BRANO DI TESTO:
* * *
Il tema del contrasto alla povertà è stato infatti al centro della
campagna elettorale, mentre in questi giorni è uno dei punti di
discussione per la formazione del nuovo governo. Il Movimento 5 Stelle
propone il «reddito di cittadinanza» (che in realtà è un reddito
minimo) più ampio di quello attuale, mentre la Lega si dice contraria
all'assistenzialismo e per questo ha proposto il Ral (il Reddito di
avviamento al lavoro), in sostanza un prestito garantito dallo Stato
senza interessi garantito per 20 anni.
L'appello di Gentiloni e Boeri: «Non smantellare il sistema, ma trovare altre risorse»
Per il premier però «il Rei funziona, è una buona notizia, una tappa
importante. Dobbiamo quindi proseguire, rafforzandolo con nuove
risorse, gradualmente. Ma non buttando a mare il lavoro che è stato
fatto. Abbiamo uno strumento di tutela universale che può essere
potenziato e rafforzato». Stesso concetto espresso da Tito Boeri,
presidente dell'Inps, secondo cui è necessario continuare sul percorso
intrapreso. «E' un fatto positivo che in Italia si parli di misure a
contrasto ella povertà. Il paese si è dotato di questo strumento con 70
anni di ritardo. Ma oggi finalmente c'è: è un reddito minimo, ai primi
passi e ancora sotto finanziato». Di conseguenza per Boeri è importante
trovare altre risorse e non inventarsi nuovi meccanismi: «Dando più
risorse al Rei potremmo raggiungere platee più vaste. Spero non si
voglia mettere in discussione questo strumento e impedire che il
processo vada avanti». Un invito chiaro alle forze politiche perché
trovino ulteriori risorse per il Reddito di inclusione, senza
smantellare il sistema. In Italia le persone in difficoltà sono 4,7
milioni (1,6 milioni di famiglie): da luglio il Rei dovrebbe
raggiungere 2,5 milioni di cittadini, 700 mila famiglie. Nello
specifico ad oggi il reddito di inclusione ha raggiunto 316 mila
persone (110 mila famiglie) mentre altre 48 mila (119 mila famiglie)
* * *
Riprendi per favore il brano sul Reddito di inclusione e proseguilo subito dopo le sue ultime parole, senza confonderlo con le righe che seguono.

DATI DI ORIGINE:
* * *
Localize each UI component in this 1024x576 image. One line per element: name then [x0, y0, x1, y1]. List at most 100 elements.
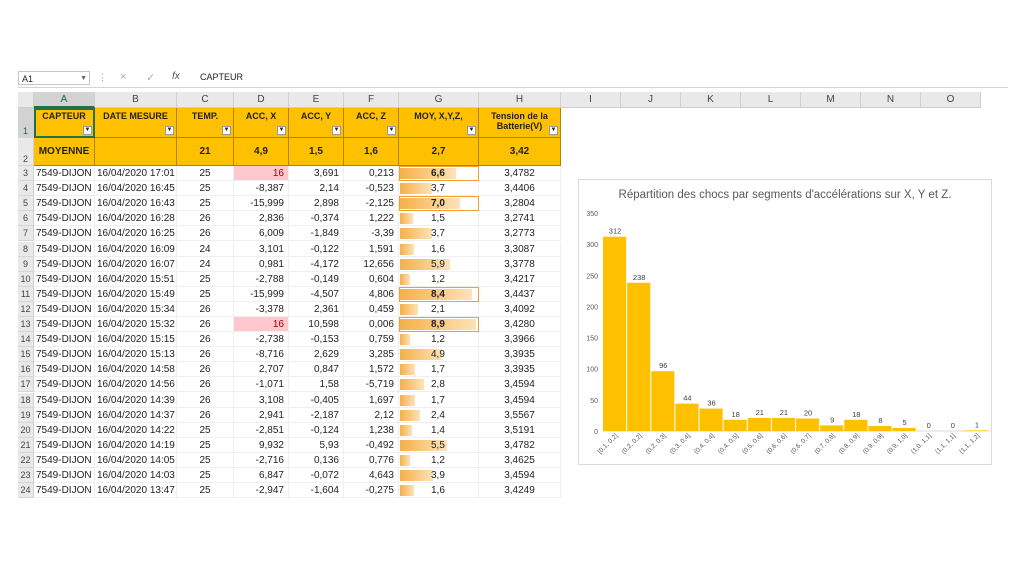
* * *
RISULTATO DELL'ESERCIZIO:
sono state interessate dal Sia, il sostegno all'inclusione.
Aiuto medio da 297 euro
Il Rei funziona su tutto il territorio nazionale e garantisce un aiuto
alle persone in difficoltà; in alcune regioni - Puglia, Emilia-Romagna
e Friuli Venezia Giulia - ci sono misure collegate e di rafforzamento,
che integrano dunque l'aiuto. La gran parte dei richiedenti è comunque
al sud, in particolare in Campania, Sicilia e Calabria. «D'altronde
cinque poveri su dieci - spiega Boeri - sono residenti in queste
regioni. Il Rei è legato allo stato della disoccupazione. Siccome la
disoccupazione è intrecciata con lo stato di povertà, c'è una relazione
tra il numero dei disoccupati e quello dei beneficiari».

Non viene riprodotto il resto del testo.